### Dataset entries
※ ※ ※

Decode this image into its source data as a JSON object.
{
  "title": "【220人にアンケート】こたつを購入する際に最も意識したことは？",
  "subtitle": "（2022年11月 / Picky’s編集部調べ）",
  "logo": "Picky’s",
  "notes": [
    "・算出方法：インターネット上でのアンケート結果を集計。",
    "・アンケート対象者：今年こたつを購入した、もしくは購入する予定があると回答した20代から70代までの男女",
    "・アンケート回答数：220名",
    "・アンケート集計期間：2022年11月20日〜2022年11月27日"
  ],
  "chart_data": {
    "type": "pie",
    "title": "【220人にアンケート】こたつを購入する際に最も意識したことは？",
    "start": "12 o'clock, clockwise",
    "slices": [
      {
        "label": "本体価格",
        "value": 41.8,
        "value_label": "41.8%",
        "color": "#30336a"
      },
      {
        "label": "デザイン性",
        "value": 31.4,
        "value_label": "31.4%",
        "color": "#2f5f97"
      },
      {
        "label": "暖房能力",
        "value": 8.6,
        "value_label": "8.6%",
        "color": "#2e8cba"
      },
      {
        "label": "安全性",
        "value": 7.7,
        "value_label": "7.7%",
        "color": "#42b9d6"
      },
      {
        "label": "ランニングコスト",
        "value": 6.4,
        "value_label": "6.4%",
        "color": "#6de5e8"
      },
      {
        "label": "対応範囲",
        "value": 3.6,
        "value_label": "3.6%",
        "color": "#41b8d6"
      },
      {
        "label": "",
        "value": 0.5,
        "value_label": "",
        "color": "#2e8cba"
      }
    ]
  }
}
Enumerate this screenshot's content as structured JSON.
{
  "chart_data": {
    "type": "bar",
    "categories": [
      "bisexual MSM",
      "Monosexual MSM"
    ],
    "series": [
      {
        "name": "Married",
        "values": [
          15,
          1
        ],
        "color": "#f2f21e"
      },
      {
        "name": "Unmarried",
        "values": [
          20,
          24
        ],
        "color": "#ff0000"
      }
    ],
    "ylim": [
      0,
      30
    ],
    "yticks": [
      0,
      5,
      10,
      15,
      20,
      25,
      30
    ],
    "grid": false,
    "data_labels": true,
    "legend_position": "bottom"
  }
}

※ ※ ※

### EXERCISE DIRECTIONS
Copy out the whole listing exactly; please set it all down.

### RESULT
Decode this image into its source data as a JSON object.
{
  "title": "【220人にアンケート】こたつを購入する際に最も意識したことは？",
  "subtitle": "（2022年11月 / Picky’s編集部調べ）",
  "logo": "Picky’s",
  "notes": [
    "・算出方法：インターネット上でのアンケート結果を集計。",
    "・アンケート対象者：今年こたつを購入した、もしくは購入する予定があると回答した20代から70代までの男女",
    "・アンケート回答数：220名",
    "・アンケート集計期間：2022年11月20日〜2022年11月27日"
  ],
  "chart_data": {
    "type": "pie",
    "title": "【220人にアンケート】こたつを購入する際に最も意識したことは？",
    "start": "12 o'clock, clockwise",
    "slices": [
      {
        "label": "本体価格",
        "value": 41.8,
        "value_label": "41.8%",
        "color": "#30336a"
      },
      {
        "label": "デザイン性",
        "value": 31.4,
        "value_label": "31.4%",
        "color": "#2f5f97"
      },
      {
        "label": "暖房能力",
        "value": 8.6,
        "value_label": "8.6%",
        "color": "#2e8cba"
      },
      {
        "label": "安全性",
        "value": 7.7,
        "value_label": "7.7%",
        "color": "#42b9d6"
      },
      {
        "label": "ランニングコスト",
        "value": 6.4,
        "value_label": "6.4%",
        "color": "#6de5e8"
      },
      {
        "label": "対応範囲",
        "value": 3.6,
        "value_label": "3.6%",
        "color": "#41b8d6"
      },
      {
        "label": "",
        "value": 0.5,
        "value_label": "",
        "color": "#2e8cba"
      }
    ]
  }
}
Enumerate this screenshot's content as structured JSON.
{
  "chart_data": {
    "type": "bar",
    "categories": [
      "bisexual MSM",
      "Monosexual MSM"
    ],
    "series": [
      {
        "name": "Married",
        "values": [
          15,
          1
        ],
        "color": "#f2f21e"
      },
      {
        "name": "Unmarried",
        "values": [
          20,
          24
        ],
        "color": "#ff0000"
      }
    ],
    "ylim": [
      0,
      30
    ],
    "yticks": [
      0,
      5,
      10,
      15,
      20,
      25,
      30
    ],
    "grid": false,
    "data_labels": true,
    "legend_position": "bottom"
  }
}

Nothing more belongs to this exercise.